## GIVEN INSTRUCTION
Each entry below is to be extracted exactly.

┌─ RECORD LIST

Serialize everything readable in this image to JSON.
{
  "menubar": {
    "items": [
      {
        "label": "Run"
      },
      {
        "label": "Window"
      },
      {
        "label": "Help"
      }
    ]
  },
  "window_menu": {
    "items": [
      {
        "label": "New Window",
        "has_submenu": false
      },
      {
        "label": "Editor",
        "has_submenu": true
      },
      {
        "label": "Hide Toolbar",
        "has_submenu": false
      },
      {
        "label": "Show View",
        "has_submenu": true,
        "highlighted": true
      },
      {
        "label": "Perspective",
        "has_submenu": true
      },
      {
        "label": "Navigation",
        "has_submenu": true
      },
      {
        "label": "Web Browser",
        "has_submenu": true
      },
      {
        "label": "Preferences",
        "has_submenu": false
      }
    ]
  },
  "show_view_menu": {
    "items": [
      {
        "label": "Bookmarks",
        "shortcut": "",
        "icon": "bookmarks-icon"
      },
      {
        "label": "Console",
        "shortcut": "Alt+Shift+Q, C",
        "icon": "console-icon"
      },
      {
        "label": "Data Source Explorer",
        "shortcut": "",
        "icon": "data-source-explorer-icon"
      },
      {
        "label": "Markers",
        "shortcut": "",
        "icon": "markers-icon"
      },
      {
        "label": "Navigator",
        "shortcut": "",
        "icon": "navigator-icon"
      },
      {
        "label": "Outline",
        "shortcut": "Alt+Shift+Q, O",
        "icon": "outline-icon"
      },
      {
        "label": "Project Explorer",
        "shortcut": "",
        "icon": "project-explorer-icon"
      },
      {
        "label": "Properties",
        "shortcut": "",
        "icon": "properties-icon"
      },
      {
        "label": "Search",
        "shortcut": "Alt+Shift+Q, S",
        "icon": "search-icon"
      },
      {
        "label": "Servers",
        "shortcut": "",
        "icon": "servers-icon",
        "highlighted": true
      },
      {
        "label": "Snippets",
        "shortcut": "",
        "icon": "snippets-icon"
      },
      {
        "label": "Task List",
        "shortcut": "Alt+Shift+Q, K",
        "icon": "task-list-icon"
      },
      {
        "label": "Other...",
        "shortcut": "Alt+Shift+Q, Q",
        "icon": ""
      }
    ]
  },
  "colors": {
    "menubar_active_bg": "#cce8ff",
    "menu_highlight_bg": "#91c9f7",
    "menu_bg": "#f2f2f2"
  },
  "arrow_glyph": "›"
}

└─

## EXERCISE RESULT
Serialize everything readable in this image to JSON.
{
  "menubar": {
    "items": [
      {
        "label": "Run"
      },
      {
        "label": "Window"
      },
      {
        "label": "Help"
      }
    ]
  },
  "window_menu": {
    "items": [
      {
        "label": "New Window",
        "has_submenu": false
      },
      {
        "label": "Editor",
        "has_submenu": true
      },
      {
        "label": "Hide Toolbar",
        "has_submenu": false
      },
      {
        "label": "Show View",
        "has_submenu": true,
        "highlighted": true
      },
      {
        "label": "Perspective",
        "has_submenu": true
      },
      {
        "label": "Navigation",
        "has_submenu": true
      },
      {
        "label": "Web Browser",
        "has_submenu": true
      },
      {
        "label": "Preferences",
        "has_submenu": false
      }
    ]
  },
  "show_view_menu": {
    "items": [
      {
        "label": "Bookmarks",
        "shortcut": "",
        "icon": "bookmarks-icon"
      },
      {
        "label": "Console",
        "shortcut": "Alt+Shift+Q, C",
        "icon": "console-icon"
      },
      {
        "label": "Data Source Explorer",
        "shortcut": "",
        "icon": "data-source-explorer-icon"
      },
      {
        "label": "Markers",
        "shortcut": "",
        "icon": "markers-icon"
      },
      {
        "label": "Navigator",
        "shortcut": "",
        "icon": "navigator-icon"
      },
      {
        "label": "Outline",
        "shortcut": "Alt+Shift+Q, O",
        "icon": "outline-icon"
      },
      {
        "label": "Project Explorer",
        "shortcut": "",
        "icon": "project-explorer-icon"
      },
      {
        "label": "Properties",
        "shortcut": "",
        "icon": "properties-icon"
      },
      {
        "label": "Search",
        "shortcut": "Alt+Shift+Q, S",
        "icon": "search-icon"
      },
      {
        "label": "Servers",
        "shortcut": "",
        "icon": "servers-icon",
        "highlighted": true
      },
      {
        "label": "Snippets",
        "shortcut": "",
        "icon": "snippets-icon"
      },
      {
        "label": "Task List",
        "shortcut": "Alt+Shift+Q, K",
        "icon": "task-list-icon"
      },
      {
        "label": "Other...",
        "shortcut": "Alt+Shift+Q, Q",
        "icon": ""
      }
    ]
  },
  "colors": {
    "menubar_active_bg": "#cce8ff",
    "menu_highlight_bg": "#91c9f7",
    "menu_bg": "#f2f2f2"
  },
  "arrow_glyph": "›"
}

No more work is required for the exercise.